PROBLEM REQUIREMENTS: Copy nothing but the text: repeat each entry exactly and drop the images.

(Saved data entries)
+--

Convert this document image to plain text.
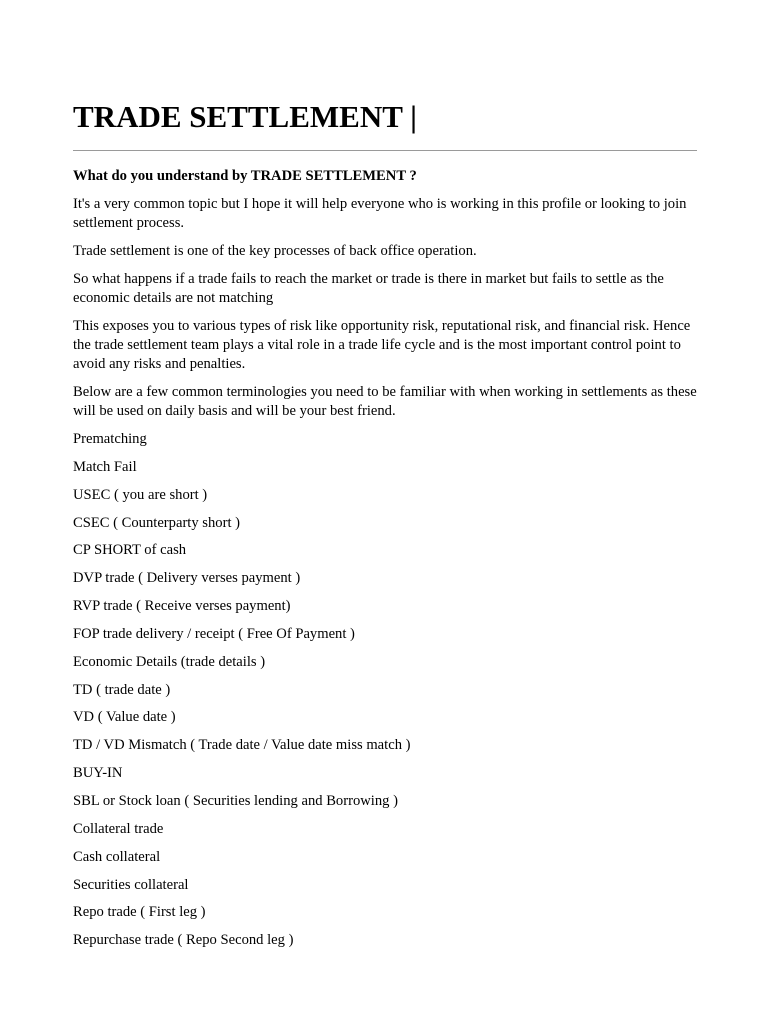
TRADE SETTLEMENT |

What do you understand by TRADE SETTLEMENT ?

It's a very common topic but I hope it will help everyone who is working in this profile or looking to join settlement process.

Trade settlement is one of the key processes of back office operation.

So what happens if a trade fails to reach the market or trade is there in market but fails to settle as the economic details are not matching

This exposes you to various types of risk like opportunity risk, reputational risk, and financial risk. Hence the trade settlement team plays a vital role in a trade life cycle and is the most important control point to avoid any risks and penalties.

Below are a few common terminologies you need to be familiar with when working in settlements as these will be used on daily basis and will be your best friend.

Prematching
Match Fail
USEC ( you are short )
CSEC ( Counterparty short )
CP SHORT of cash
DVP trade ( Delivery verses payment )
RVP trade ( Receive verses payment)
FOP trade delivery / receipt ( Free Of Payment )
Economic Details (trade details )
TD ( trade date )
VD ( Value date )
TD / VD Mismatch ( Trade date / Value date miss match )
BUY-IN
SBL or Stock loan ( Securities lending and Borrowing )
Collateral trade
Cash collateral
Securities collateral
Repo trade ( First leg )
Repurchase trade ( Repo Second leg )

+--

THE COMPLETED TASK:
Convert this document image to plain text.
TRADE SETTLEMENT |

What do you understand by TRADE SETTLEMENT ?

It's a very common topic but I hope it will help everyone who is working in this profile or looking to join settlement process.

Trade settlement is one of the key processes of back office operation.

So what happens if a trade fails to reach the market or trade is there in market but fails to settle as the economic details are not matching

This exposes you to various types of risk like opportunity risk, reputational risk, and financial risk. Hence the trade settlement team plays a vital role in a trade life cycle and is the most important control point to avoid any risks and penalties.

Below are a few common terminologies you need to be familiar with when working in settlements as these will be used on daily basis and will be your best friend.

Prematching
Match Fail
USEC ( you are short )
CSEC ( Counterparty short )
CP SHORT of cash
DVP trade ( Delivery verses payment )
RVP trade ( Receive verses payment)
FOP trade delivery / receipt ( Free Of Payment )
Economic Details (trade details )
TD ( trade date )
VD ( Value date )
TD / VD Mismatch ( Trade date / Value date miss match )
BUY-IN
SBL or Stock loan ( Securities lending and Borrowing )
Collateral trade
Cash collateral
Securities collateral
Repo trade ( First leg )
Repurchase trade ( Repo Second leg )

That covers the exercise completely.